START Records provided

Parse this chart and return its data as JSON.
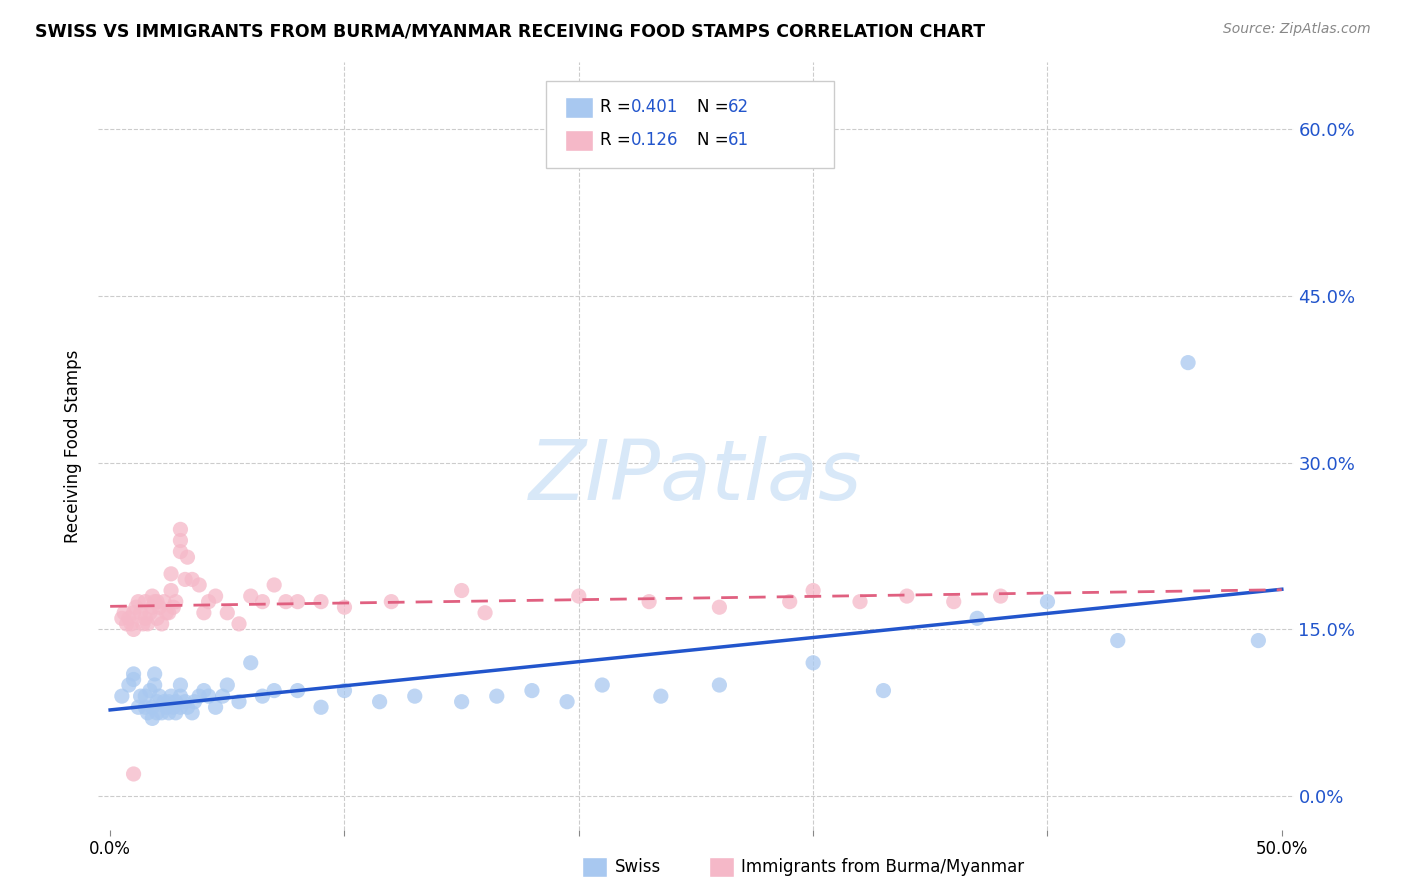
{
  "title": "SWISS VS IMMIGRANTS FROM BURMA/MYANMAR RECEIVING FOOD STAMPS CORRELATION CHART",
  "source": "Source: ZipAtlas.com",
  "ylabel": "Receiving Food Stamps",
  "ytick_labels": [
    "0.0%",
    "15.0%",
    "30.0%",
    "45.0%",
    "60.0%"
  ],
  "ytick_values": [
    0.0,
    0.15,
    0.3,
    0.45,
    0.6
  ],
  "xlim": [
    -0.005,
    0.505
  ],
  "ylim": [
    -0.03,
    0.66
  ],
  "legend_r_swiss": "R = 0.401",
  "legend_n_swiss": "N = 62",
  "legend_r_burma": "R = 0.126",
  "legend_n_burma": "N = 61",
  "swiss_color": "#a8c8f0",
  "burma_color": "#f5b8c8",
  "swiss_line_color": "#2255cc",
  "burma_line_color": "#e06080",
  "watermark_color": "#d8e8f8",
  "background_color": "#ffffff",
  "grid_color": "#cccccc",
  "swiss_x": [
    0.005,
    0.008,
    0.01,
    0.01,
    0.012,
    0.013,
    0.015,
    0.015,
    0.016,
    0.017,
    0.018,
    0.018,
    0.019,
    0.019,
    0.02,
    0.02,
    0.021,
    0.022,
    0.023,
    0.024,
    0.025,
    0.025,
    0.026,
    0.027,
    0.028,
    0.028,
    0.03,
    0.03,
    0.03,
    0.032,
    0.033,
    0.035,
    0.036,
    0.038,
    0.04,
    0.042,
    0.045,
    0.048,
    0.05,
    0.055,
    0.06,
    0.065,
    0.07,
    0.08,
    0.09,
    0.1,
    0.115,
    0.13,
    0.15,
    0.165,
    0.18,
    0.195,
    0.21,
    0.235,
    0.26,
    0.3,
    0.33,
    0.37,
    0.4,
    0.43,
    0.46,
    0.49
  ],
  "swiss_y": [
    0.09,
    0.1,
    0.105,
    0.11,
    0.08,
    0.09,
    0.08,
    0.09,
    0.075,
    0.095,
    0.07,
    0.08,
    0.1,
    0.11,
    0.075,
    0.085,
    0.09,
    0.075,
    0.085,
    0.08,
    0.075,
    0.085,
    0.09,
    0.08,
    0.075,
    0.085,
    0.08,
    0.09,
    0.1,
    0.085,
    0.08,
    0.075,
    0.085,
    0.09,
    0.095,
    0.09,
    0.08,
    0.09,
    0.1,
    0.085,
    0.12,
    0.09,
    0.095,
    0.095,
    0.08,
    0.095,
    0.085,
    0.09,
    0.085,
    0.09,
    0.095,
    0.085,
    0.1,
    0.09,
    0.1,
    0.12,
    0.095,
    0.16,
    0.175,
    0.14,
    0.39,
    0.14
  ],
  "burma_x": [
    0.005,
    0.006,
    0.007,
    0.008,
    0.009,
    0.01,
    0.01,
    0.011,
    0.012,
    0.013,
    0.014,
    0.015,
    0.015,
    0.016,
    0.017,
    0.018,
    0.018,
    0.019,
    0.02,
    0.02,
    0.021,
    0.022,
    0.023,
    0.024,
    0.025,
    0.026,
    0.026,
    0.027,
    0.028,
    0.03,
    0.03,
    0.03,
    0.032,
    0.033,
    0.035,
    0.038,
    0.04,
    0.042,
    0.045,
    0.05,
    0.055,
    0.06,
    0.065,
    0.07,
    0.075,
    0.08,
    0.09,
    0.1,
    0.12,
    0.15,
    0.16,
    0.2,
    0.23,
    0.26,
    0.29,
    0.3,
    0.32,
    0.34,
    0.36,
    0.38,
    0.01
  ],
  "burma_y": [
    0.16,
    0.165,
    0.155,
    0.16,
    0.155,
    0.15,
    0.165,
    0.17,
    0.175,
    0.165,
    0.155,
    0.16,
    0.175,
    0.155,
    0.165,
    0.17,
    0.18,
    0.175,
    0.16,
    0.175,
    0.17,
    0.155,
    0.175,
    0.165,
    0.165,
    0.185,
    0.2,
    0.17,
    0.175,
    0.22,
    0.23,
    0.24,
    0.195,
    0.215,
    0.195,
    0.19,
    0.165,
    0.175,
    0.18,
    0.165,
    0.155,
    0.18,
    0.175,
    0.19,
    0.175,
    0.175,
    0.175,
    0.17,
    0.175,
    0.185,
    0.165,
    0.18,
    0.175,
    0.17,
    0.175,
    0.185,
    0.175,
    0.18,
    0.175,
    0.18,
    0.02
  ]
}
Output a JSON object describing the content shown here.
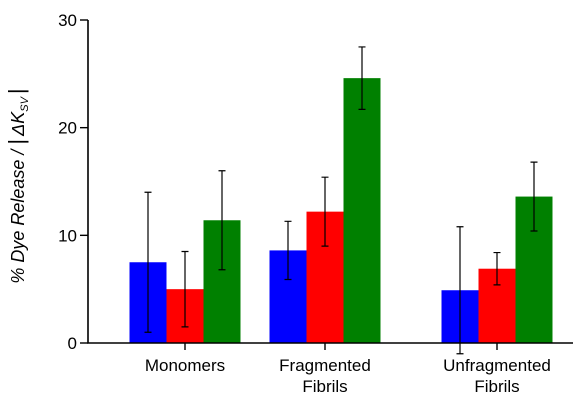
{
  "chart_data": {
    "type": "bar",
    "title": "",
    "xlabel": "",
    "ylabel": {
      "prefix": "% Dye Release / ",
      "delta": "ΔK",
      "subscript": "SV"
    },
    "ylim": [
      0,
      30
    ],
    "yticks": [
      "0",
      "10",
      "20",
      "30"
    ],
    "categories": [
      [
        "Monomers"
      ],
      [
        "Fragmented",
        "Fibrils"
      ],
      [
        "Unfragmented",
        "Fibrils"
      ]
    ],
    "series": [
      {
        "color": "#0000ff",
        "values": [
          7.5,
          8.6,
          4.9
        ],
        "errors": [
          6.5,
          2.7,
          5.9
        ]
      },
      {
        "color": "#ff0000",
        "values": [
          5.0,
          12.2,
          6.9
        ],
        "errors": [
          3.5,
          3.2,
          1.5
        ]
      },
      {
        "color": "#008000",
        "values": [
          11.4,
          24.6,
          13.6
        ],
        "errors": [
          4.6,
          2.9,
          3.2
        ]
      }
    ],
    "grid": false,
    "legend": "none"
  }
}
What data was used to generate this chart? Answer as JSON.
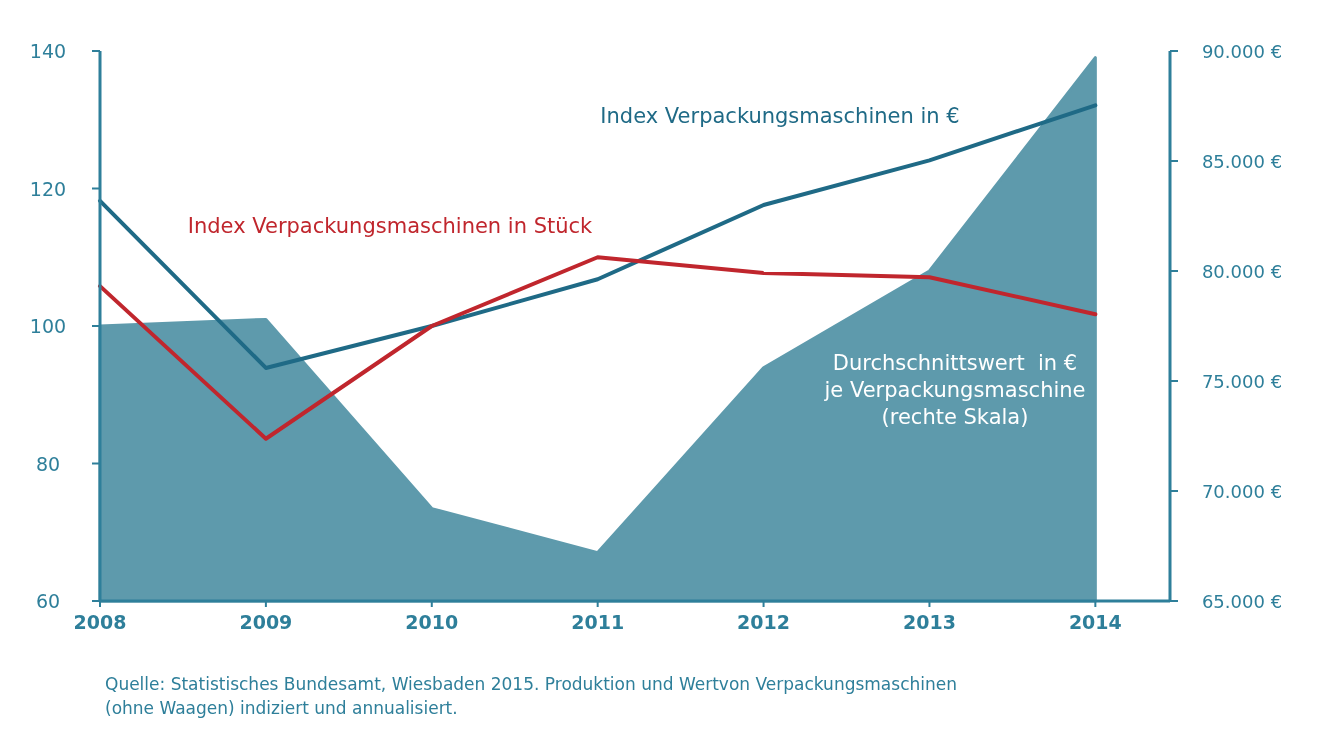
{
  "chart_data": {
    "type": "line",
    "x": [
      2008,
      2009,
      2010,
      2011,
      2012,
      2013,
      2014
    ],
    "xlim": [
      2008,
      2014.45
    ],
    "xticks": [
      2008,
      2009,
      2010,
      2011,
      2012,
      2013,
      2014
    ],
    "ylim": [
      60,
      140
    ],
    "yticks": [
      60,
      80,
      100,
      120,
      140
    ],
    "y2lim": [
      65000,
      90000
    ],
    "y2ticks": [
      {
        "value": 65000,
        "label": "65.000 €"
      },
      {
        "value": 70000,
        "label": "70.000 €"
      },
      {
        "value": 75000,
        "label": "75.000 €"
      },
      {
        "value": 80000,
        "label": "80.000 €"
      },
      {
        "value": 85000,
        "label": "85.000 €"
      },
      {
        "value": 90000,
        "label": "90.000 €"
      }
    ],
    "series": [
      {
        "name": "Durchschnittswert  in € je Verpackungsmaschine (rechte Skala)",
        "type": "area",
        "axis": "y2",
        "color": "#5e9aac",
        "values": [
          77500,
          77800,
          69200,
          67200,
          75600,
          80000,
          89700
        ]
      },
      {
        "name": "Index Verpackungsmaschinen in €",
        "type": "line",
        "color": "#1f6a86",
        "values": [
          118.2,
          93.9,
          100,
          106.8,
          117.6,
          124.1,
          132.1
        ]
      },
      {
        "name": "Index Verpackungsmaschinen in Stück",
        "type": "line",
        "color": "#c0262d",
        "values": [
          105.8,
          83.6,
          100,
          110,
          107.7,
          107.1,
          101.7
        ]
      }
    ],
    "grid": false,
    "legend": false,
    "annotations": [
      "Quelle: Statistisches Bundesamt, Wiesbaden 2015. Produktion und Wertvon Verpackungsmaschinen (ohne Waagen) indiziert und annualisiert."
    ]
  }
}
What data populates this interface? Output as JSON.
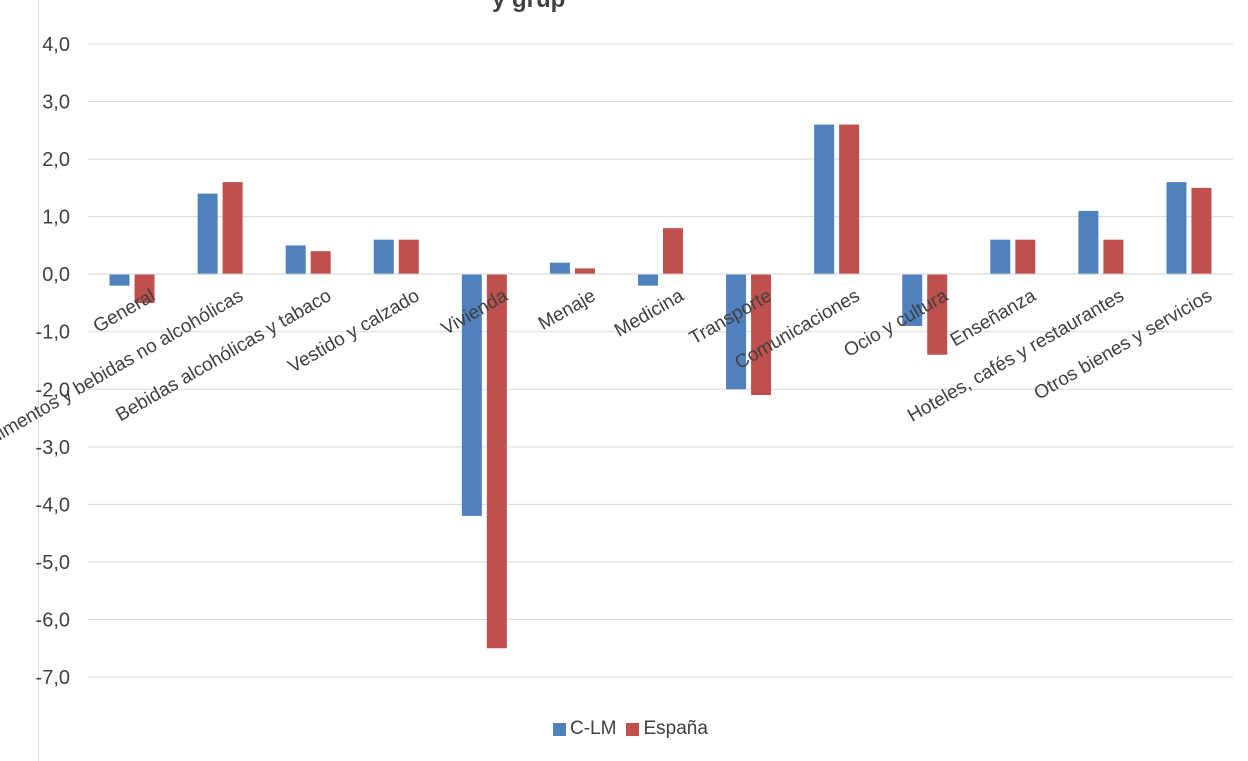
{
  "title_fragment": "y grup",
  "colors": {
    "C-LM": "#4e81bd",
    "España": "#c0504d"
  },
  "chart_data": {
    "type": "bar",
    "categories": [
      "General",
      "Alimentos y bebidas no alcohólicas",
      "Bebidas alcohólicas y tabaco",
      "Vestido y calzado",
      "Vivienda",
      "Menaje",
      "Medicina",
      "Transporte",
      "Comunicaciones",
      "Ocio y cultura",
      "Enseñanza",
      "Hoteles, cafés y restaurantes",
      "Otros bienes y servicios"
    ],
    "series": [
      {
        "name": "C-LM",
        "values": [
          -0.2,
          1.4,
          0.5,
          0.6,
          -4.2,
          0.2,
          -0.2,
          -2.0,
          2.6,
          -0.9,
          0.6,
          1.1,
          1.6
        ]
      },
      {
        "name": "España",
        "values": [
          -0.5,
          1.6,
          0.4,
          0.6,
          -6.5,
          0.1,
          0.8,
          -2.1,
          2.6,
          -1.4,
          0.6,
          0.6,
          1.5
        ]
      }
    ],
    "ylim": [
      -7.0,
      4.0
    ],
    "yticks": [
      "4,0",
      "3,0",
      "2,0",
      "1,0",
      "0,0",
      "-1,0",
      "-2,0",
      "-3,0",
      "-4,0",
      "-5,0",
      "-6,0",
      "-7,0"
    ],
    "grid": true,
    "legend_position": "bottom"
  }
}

END Records provided

• [Task directions]:
Return every line above that contains the word "name".

• [Written response]:
        "name": "Durchschnittswert  in € je Verpackungsmaschine (rechte Skala)",
        "name": "Index Verpackungsmaschinen in €",
        "name": "Index Verpackungsmaschinen in Stück",
        "name": "C-LM",
        "name": "España",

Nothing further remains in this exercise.